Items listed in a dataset

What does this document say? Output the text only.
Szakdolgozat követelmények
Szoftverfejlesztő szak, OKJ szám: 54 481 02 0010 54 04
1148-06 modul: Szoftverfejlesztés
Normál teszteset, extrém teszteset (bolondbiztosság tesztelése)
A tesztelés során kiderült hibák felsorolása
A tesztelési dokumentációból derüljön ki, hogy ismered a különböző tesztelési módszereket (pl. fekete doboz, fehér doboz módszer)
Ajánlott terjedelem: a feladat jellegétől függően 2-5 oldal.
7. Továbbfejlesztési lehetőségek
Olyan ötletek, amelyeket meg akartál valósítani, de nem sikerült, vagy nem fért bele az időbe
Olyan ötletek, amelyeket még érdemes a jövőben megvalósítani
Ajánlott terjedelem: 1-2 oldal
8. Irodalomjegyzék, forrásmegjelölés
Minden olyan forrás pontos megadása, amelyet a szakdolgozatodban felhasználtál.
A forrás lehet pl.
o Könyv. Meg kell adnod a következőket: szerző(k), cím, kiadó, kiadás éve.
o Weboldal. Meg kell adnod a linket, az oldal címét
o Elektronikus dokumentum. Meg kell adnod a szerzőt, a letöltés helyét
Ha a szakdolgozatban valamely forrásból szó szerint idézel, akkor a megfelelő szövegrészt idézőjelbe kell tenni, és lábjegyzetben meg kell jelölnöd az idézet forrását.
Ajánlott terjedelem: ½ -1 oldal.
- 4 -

● **Task requirements**
Quote the data in full, keeping each word unchanged.

● **The result**
What does this document say? Output the text only.
Szakdolgozat követelmények
Szoftverfejlesztő szak, OKJ szám: 54 481 02 0010 54 04
1148-06 modul: Szoftverfejlesztés
Normál teszteset, extrém teszteset (bolondbiztosság tesztelése)
A tesztelés során kiderült hibák felsorolása
A tesztelési dokumentációból derüljön ki, hogy ismered a különböző tesztelési módszereket (pl. fekete doboz, fehér doboz módszer)
Ajánlott terjedelem: a feladat jellegétől függően 2-5 oldal.
7. Továbbfejlesztési lehetőségek
Olyan ötletek, amelyeket meg akartál valósítani, de nem sikerült, vagy nem fért bele az időbe
Olyan ötletek, amelyeket még érdemes a jövőben megvalósítani
Ajánlott terjedelem: 1-2 oldal
8. Irodalomjegyzék, forrásmegjelölés
Minden olyan forrás pontos megadása, amelyet a szakdolgozatodban felhasználtál.
A forrás lehet pl.
o Könyv. Meg kell adnod a következőket: szerző(k), cím, kiadó, kiadás éve.
o Weboldal. Meg kell adnod a linket, az oldal címét
o Elektronikus dokumentum. Meg kell adnod a szerzőt, a letöltés helyét
Ha a szakdolgozatban valamely forrásból szó szerint idézel, akkor a megfelelő szövegrészt idézőjelbe kell tenni, és lábjegyzetben meg kell jelölnöd az idézet forrását.
Ajánlott terjedelem: ½ -1 oldal.
- 4 -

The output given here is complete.